-- EXERCISE --
Reproduce the material exactly, omitting nothing.

-- RECORDS TO PROCESS --
------------------------------------------------

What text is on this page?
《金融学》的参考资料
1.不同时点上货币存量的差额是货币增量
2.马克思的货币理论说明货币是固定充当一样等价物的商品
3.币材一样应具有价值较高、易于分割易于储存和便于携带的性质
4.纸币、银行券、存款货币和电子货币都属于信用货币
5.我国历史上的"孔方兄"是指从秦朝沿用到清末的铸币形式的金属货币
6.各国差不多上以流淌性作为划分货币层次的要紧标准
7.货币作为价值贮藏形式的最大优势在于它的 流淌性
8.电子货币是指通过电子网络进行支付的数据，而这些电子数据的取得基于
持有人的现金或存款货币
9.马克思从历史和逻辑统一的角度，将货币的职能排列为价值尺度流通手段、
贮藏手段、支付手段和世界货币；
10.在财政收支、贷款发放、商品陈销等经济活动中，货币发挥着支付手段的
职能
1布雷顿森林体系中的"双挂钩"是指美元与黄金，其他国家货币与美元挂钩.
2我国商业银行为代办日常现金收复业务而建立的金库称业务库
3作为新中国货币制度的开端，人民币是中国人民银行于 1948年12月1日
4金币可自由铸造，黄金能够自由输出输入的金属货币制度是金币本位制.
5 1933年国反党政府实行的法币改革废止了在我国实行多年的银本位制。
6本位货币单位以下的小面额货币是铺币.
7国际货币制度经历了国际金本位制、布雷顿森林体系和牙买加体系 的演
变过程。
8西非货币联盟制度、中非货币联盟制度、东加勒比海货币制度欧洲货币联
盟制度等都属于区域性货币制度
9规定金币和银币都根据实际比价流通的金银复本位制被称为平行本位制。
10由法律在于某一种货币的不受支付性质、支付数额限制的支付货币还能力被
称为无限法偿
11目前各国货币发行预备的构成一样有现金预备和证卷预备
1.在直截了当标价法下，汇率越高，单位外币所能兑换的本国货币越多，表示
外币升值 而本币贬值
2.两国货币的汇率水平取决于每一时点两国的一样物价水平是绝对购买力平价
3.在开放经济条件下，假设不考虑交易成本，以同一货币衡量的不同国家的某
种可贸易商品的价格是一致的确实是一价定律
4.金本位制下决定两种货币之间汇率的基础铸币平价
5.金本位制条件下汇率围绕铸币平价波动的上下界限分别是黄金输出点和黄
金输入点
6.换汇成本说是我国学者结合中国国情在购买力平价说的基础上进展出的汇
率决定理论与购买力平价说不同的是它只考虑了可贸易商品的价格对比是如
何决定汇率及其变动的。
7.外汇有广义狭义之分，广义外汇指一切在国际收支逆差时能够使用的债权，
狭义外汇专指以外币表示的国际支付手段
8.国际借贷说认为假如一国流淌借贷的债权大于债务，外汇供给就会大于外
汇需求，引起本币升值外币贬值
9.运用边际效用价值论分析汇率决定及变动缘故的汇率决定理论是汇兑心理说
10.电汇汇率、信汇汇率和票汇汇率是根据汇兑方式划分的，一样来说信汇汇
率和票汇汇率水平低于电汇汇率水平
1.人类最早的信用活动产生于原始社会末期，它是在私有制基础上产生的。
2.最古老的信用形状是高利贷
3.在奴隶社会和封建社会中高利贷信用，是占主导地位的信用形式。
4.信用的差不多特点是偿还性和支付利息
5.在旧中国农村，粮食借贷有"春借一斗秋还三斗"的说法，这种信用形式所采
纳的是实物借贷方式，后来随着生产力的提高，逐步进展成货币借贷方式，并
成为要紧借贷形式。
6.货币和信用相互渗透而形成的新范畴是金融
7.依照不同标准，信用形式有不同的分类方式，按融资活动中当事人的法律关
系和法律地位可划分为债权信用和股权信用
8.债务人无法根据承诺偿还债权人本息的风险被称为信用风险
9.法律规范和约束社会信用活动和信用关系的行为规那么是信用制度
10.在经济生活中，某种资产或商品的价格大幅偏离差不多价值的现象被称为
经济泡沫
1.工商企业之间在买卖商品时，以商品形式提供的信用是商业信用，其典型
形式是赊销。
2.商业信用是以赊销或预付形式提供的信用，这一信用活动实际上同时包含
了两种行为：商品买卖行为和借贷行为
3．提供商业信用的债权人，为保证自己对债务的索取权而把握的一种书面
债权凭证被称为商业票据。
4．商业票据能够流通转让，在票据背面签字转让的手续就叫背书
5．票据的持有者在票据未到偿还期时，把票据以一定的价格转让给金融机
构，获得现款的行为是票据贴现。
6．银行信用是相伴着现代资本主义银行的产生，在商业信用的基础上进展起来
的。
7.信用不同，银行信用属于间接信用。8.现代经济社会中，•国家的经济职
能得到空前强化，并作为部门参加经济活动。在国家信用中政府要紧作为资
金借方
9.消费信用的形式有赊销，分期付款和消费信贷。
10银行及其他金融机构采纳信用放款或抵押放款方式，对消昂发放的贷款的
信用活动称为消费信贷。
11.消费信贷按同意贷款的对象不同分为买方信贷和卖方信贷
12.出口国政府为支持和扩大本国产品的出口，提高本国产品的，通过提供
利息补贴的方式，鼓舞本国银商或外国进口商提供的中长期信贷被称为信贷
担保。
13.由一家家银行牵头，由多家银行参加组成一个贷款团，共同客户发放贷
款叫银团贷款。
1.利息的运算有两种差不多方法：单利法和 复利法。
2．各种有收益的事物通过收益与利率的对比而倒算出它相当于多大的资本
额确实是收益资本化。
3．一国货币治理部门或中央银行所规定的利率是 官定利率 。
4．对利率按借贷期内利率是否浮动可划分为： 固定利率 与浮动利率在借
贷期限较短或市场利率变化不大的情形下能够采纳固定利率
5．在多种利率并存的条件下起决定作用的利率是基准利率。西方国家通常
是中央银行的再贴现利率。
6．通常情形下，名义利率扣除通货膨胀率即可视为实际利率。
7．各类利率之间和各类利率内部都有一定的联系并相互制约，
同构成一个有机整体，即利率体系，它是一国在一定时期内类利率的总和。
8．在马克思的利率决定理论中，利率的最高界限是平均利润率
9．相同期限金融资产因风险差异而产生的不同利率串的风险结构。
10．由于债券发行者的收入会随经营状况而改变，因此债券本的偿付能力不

------------------------------------------------

-- SOLVED PROBLEM --
What text is on this page?
《金融学》的参考资料
1.不同时点上货币存量的差额是货币增量
2.马克思的货币理论说明货币是固定充当一样等价物的商品
3.币材一样应具有价值较高、易于分割易于储存和便于携带的性质
4.纸币、银行券、存款货币和电子货币都属于信用货币
5.我国历史上的"孔方兄"是指从秦朝沿用到清末的铸币形式的金属货币
6.各国差不多上以流淌性作为划分货币层次的要紧标准
7.货币作为价值贮藏形式的最大优势在于它的 流淌性
8.电子货币是指通过电子网络进行支付的数据，而这些电子数据的取得基于
持有人的现金或存款货币
9.马克思从历史和逻辑统一的角度，将货币的职能排列为价值尺度流通手段、
贮藏手段、支付手段和世界货币；
10.在财政收支、贷款发放、商品陈销等经济活动中，货币发挥着支付手段的
职能
1布雷顿森林体系中的"双挂钩"是指美元与黄金，其他国家货币与美元挂钩.
2我国商业银行为代办日常现金收复业务而建立的金库称业务库
3作为新中国货币制度的开端，人民币是中国人民银行于 1948年12月1日
4金币可自由铸造，黄金能够自由输出输入的金属货币制度是金币本位制.
5 1933年国反党政府实行的法币改革废止了在我国实行多年的银本位制。
6本位货币单位以下的小面额货币是铺币.
7国际货币制度经历了国际金本位制、布雷顿森林体系和牙买加体系 的演
变过程。
8西非货币联盟制度、中非货币联盟制度、东加勒比海货币制度欧洲货币联
盟制度等都属于区域性货币制度
9规定金币和银币都根据实际比价流通的金银复本位制被称为平行本位制。
10由法律在于某一种货币的不受支付性质、支付数额限制的支付货币还能力被
称为无限法偿
11目前各国货币发行预备的构成一样有现金预备和证卷预备
1.在直截了当标价法下，汇率越高，单位外币所能兑换的本国货币越多，表示
外币升值 而本币贬值
2.两国货币的汇率水平取决于每一时点两国的一样物价水平是绝对购买力平价
3.在开放经济条件下，假设不考虑交易成本，以同一货币衡量的不同国家的某
种可贸易商品的价格是一致的确实是一价定律
4.金本位制下决定两种货币之间汇率的基础铸币平价
5.金本位制条件下汇率围绕铸币平价波动的上下界限分别是黄金输出点和黄
金输入点
6.换汇成本说是我国学者结合中国国情在购买力平价说的基础上进展出的汇
率决定理论与购买力平价说不同的是它只考虑了可贸易商品的价格对比是如
何决定汇率及其变动的。
7.外汇有广义狭义之分，广义外汇指一切在国际收支逆差时能够使用的债权，
狭义外汇专指以外币表示的国际支付手段
8.国际借贷说认为假如一国流淌借贷的债权大于债务，外汇供给就会大于外
汇需求，引起本币升值外币贬值
9.运用边际效用价值论分析汇率决定及变动缘故的汇率决定理论是汇兑心理说
10.电汇汇率、信汇汇率和票汇汇率是根据汇兑方式划分的，一样来说信汇汇
率和票汇汇率水平低于电汇汇率水平
1.人类最早的信用活动产生于原始社会末期，它是在私有制基础上产生的。
2.最古老的信用形状是高利贷
3.在奴隶社会和封建社会中高利贷信用，是占主导地位的信用形式。
4.信用的差不多特点是偿还性和支付利息
5.在旧中国农村，粮食借贷有"春借一斗秋还三斗"的说法，这种信用形式所采
纳的是实物借贷方式，后来随着生产力的提高，逐步进展成货币借贷方式，并
成为要紧借贷形式。
6.货币和信用相互渗透而形成的新范畴是金融
7.依照不同标准，信用形式有不同的分类方式，按融资活动中当事人的法律关
系和法律地位可划分为债权信用和股权信用
8.债务人无法根据承诺偿还债权人本息的风险被称为信用风险
9.法律规范和约束社会信用活动和信用关系的行为规那么是信用制度
10.在经济生活中，某种资产或商品的价格大幅偏离差不多价值的现象被称为
经济泡沫
1.工商企业之间在买卖商品时，以商品形式提供的信用是商业信用，其典型
形式是赊销。
2.商业信用是以赊销或预付形式提供的信用，这一信用活动实际上同时包含
了两种行为：商品买卖行为和借贷行为
3．提供商业信用的债权人，为保证自己对债务的索取权而把握的一种书面
债权凭证被称为商业票据。
4．商业票据能够流通转让，在票据背面签字转让的手续就叫背书
5．票据的持有者在票据未到偿还期时，把票据以一定的价格转让给金融机
构，获得现款的行为是票据贴现。
6．银行信用是相伴着现代资本主义银行的产生，在商业信用的基础上进展起来
的。
7.信用不同，银行信用属于间接信用。8.现代经济社会中，•国家的经济职
能得到空前强化，并作为部门参加经济活动。在国家信用中政府要紧作为资
金借方
9.消费信用的形式有赊销，分期付款和消费信贷。
10银行及其他金融机构采纳信用放款或抵押放款方式，对消昂发放的贷款的
信用活动称为消费信贷。
11.消费信贷按同意贷款的对象不同分为买方信贷和卖方信贷
12.出口国政府为支持和扩大本国产品的出口，提高本国产品的，通过提供
利息补贴的方式，鼓舞本国银商或外国进口商提供的中长期信贷被称为信贷
担保。
13.由一家家银行牵头，由多家银行参加组成一个贷款团，共同客户发放贷
款叫银团贷款。
1.利息的运算有两种差不多方法：单利法和 复利法。
2．各种有收益的事物通过收益与利率的对比而倒算出它相当于多大的资本
额确实是收益资本化。
3．一国货币治理部门或中央银行所规定的利率是 官定利率 。
4．对利率按借贷期内利率是否浮动可划分为： 固定利率 与浮动利率在借
贷期限较短或市场利率变化不大的情形下能够采纳固定利率
5．在多种利率并存的条件下起决定作用的利率是基准利率。西方国家通常
是中央银行的再贴现利率。
6．通常情形下，名义利率扣除通货膨胀率即可视为实际利率。
7．各类利率之间和各类利率内部都有一定的联系并相互制约，
同构成一个有机整体，即利率体系，它是一国在一定时期内类利率的总和。
8．在马克思的利率决定理论中，利率的最高界限是平均利润率
9．相同期限金融资产因风险差异而产生的不同利率串的风险结构。
10．由于债券发行者的收入会随经营状况而改变，因此债券本的偿付能力不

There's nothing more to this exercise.